_Task to carry out_. Reproduce the stretch of rows from the start through the line that contains "1436, 403, 1440]", with both ends included.

(Annotations of layout elements)
=-=-=

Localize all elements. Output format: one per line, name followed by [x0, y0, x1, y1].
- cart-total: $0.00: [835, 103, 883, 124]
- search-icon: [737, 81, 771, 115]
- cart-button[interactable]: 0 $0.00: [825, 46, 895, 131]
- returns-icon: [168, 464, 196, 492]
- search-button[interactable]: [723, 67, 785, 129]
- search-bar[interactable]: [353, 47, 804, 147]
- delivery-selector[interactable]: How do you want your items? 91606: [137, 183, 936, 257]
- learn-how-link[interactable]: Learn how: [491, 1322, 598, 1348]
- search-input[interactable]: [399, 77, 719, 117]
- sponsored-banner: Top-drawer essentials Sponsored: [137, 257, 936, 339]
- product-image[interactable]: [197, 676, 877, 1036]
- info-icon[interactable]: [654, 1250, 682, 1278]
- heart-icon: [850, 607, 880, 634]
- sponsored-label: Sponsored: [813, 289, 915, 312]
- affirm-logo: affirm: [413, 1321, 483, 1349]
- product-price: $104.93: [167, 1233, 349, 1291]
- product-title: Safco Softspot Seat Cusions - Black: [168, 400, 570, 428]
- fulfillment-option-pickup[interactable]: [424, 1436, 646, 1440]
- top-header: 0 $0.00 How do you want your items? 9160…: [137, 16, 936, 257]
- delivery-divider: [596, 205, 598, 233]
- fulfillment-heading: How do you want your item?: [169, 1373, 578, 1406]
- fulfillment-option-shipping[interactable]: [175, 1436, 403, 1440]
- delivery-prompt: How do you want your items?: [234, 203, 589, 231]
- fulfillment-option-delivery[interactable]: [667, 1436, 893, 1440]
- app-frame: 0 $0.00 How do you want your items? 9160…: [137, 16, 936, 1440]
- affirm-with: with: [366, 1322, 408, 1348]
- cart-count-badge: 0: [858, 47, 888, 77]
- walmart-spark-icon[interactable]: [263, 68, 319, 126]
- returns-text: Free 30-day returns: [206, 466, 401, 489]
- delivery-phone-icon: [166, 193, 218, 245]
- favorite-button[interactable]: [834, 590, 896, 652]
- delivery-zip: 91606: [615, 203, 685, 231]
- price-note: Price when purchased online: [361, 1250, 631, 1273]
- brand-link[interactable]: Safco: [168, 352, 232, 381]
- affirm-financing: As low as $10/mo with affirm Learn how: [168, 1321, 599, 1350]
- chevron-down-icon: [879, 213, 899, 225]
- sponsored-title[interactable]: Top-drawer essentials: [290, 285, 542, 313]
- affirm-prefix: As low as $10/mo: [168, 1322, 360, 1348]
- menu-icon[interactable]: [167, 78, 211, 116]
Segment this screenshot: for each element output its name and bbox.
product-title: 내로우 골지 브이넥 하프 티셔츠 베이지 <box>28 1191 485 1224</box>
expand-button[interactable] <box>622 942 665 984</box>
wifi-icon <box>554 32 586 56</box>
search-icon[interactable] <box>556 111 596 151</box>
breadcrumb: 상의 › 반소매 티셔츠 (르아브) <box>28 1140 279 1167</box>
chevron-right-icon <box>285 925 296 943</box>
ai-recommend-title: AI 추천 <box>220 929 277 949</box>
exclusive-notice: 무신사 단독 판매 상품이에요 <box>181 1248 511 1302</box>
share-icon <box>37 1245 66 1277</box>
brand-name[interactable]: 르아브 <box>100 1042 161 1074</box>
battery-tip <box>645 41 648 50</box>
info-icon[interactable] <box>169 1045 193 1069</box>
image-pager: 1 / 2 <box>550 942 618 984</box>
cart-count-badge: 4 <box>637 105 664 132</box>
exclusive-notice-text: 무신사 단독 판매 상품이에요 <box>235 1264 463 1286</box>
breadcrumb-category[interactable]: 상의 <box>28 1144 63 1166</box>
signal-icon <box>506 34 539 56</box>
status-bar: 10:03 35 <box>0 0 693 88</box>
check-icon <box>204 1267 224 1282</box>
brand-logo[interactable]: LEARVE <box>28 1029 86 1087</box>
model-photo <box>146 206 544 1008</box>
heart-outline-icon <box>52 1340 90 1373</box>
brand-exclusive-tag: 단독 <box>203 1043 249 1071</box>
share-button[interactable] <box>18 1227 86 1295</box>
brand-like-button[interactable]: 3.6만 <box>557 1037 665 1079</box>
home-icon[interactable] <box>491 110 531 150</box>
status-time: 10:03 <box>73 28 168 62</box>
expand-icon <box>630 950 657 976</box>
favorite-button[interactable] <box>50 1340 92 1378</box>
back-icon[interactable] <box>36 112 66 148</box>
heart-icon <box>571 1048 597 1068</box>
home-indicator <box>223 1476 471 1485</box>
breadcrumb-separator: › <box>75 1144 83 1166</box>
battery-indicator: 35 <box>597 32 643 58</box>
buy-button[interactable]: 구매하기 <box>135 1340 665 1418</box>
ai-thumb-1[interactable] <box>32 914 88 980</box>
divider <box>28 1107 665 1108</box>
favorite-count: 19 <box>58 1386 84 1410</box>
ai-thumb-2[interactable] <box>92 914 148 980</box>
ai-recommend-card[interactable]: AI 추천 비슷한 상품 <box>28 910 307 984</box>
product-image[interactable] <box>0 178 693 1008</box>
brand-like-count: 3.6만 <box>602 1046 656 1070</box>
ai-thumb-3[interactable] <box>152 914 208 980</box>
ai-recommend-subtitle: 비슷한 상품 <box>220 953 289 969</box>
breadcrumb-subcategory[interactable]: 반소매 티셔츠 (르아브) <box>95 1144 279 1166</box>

=-=-=

_Answer to this problem_.
Localize all elements. Output format: one per line, name followed by [x0, y0, x1, y1].
- cart-total: $0.00: [835, 103, 883, 124]
- search-icon: [737, 81, 771, 115]
- cart-button[interactable]: 0 $0.00: [825, 46, 895, 131]
- returns-icon: [168, 464, 196, 492]
- search-button[interactable]: [723, 67, 785, 129]
- search-bar[interactable]: [353, 47, 804, 147]
- delivery-selector[interactable]: How do you want your items? 91606: [137, 183, 936, 257]
- learn-how-link[interactable]: Learn how: [491, 1322, 598, 1348]
- search-input[interactable]: [399, 77, 719, 117]
- sponsored-banner: Top-drawer essentials Sponsored: [137, 257, 936, 339]
- product-image[interactable]: [197, 676, 877, 1036]
- info-icon[interactable]: [654, 1250, 682, 1278]
- heart-icon: [850, 607, 880, 634]
- sponsored-label: Sponsored: [813, 289, 915, 312]
- affirm-logo: affirm: [413, 1321, 483, 1349]
- product-price: $104.93: [167, 1233, 349, 1291]
- product-title: Safco Softspot Seat Cusions - Black: [168, 400, 570, 428]
- fulfillment-option-pickup[interactable]: [424, 1436, 646, 1440]
- top-header: 0 $0.00 How do you want your items? 9160…: [137, 16, 936, 257]
- delivery-divider: [596, 205, 598, 233]
- fulfillment-heading: How do you want your item?: [169, 1373, 578, 1406]
- fulfillment-option-shipping[interactable]: [175, 1436, 403, 1440]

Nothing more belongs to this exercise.